What is expected: Find every line in the records that holds the string "ENVIRONMENT". Copy each one.

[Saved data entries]
-----

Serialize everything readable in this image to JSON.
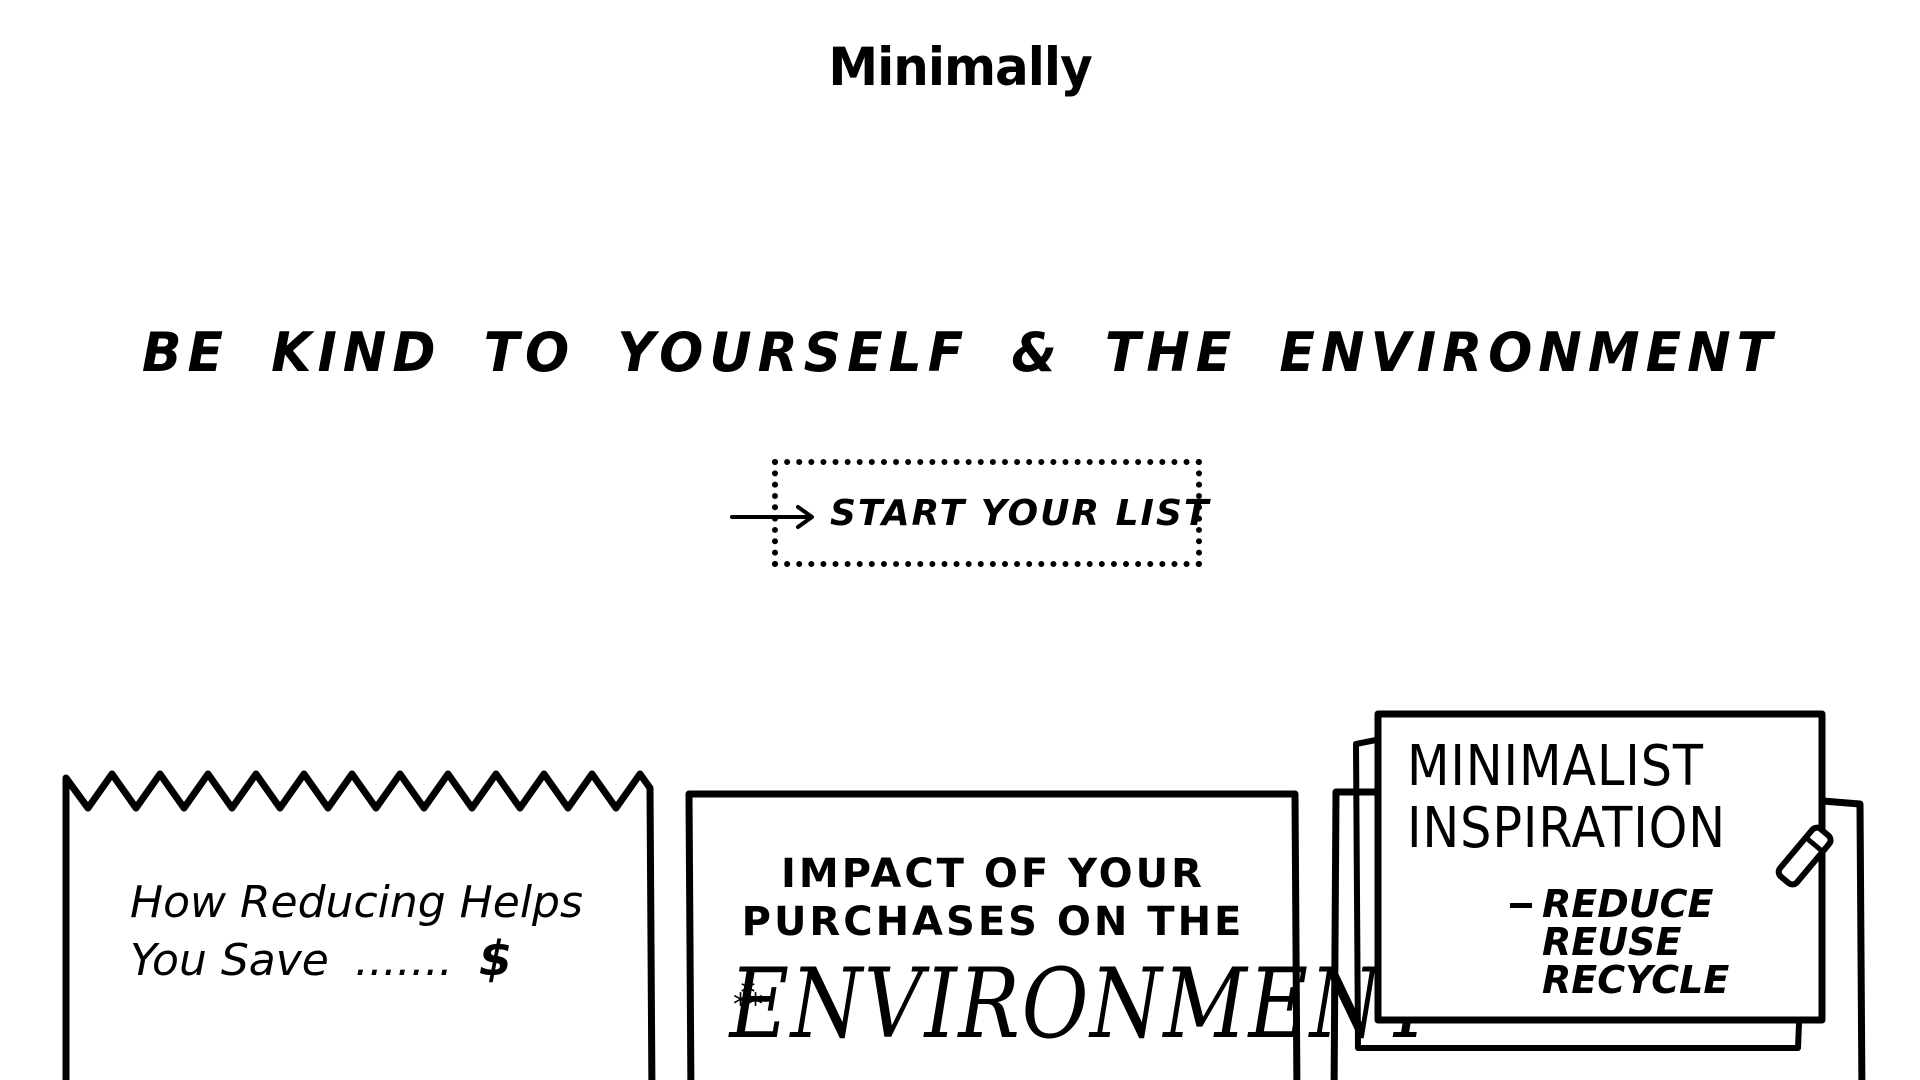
{
  "header": {
    "logo": "Minimally"
  },
  "hero": {
    "title": "BE KIND TO YOURSELF & THE ENVIRONMENT",
    "cta_label": "START YOUR LIST",
    "cta_icon": "arrow-right-icon"
  },
  "cards": {
    "savings": {
      "title_line1": "How Reducing Helps",
      "title_line2": "You Save",
      "leader": ".......",
      "symbol": "$"
    },
    "impact": {
      "title_line1": "IMPACT OF YOUR",
      "title_line2": "PURCHASES ON THE",
      "highlight": "ENVIRONMENT"
    },
    "inspiration": {
      "title_line1": "MINIMALIST",
      "title_line2": "INSPIRATION",
      "items": [
        "REDUCE",
        "REUSE",
        "RECYCLE"
      ],
      "icon": "pencil-icon"
    }
  }
}
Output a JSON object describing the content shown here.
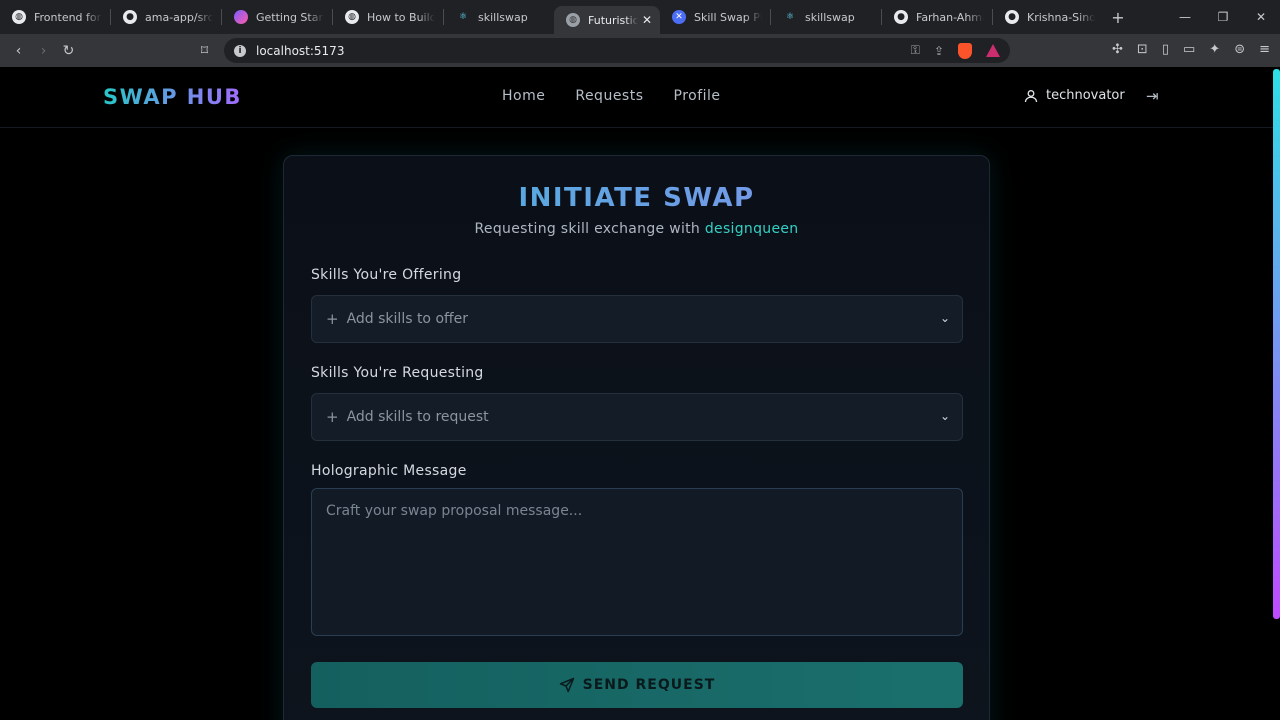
{
  "browser": {
    "tabs": [
      {
        "title": "Frontend for AI",
        "icon": "globe-icon"
      },
      {
        "title": "ama-app/src/ap",
        "icon": "github-icon"
      },
      {
        "title": "Getting Started",
        "icon": "gradient-icon"
      },
      {
        "title": "How to Build a",
        "icon": "globe-icon"
      },
      {
        "title": "skillswap",
        "icon": "react-icon"
      },
      {
        "title": "Futuristic Sk",
        "icon": "globe-icon",
        "active": true
      },
      {
        "title": "Skill Swap Platf",
        "icon": "app-icon"
      },
      {
        "title": "skillswap",
        "icon": "react-icon"
      },
      {
        "title": "Farhan-Ahmad",
        "icon": "github-icon"
      },
      {
        "title": "Krishna-Sinoria",
        "icon": "github-icon"
      }
    ],
    "new_tab": "+",
    "url": "localhost:5173"
  },
  "nav": {
    "logo": "SWAP HUB",
    "links": [
      "Home",
      "Requests",
      "Profile"
    ],
    "username": "technovator"
  },
  "form": {
    "title": "INITIATE SWAP",
    "subtitle_prefix": "Requesting skill exchange with ",
    "subtitle_user": "designqueen",
    "offer_label": "Skills You're Offering",
    "offer_placeholder": "Add skills to offer",
    "request_label": "Skills You're Requesting",
    "request_placeholder": "Add skills to request",
    "message_label": "Holographic Message",
    "message_placeholder": "Craft your swap proposal message...",
    "send_label": "SEND REQUEST"
  },
  "colors": {
    "accent": "#35d0c4",
    "background": "#000000",
    "card": "#0d141d",
    "button": "#1a6f6c"
  }
}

-----

Result for this task:
    "title": "BE KIND TO YOURSELF & THE ENVIRONMENT",
      "highlight": "ENVIRONMENT"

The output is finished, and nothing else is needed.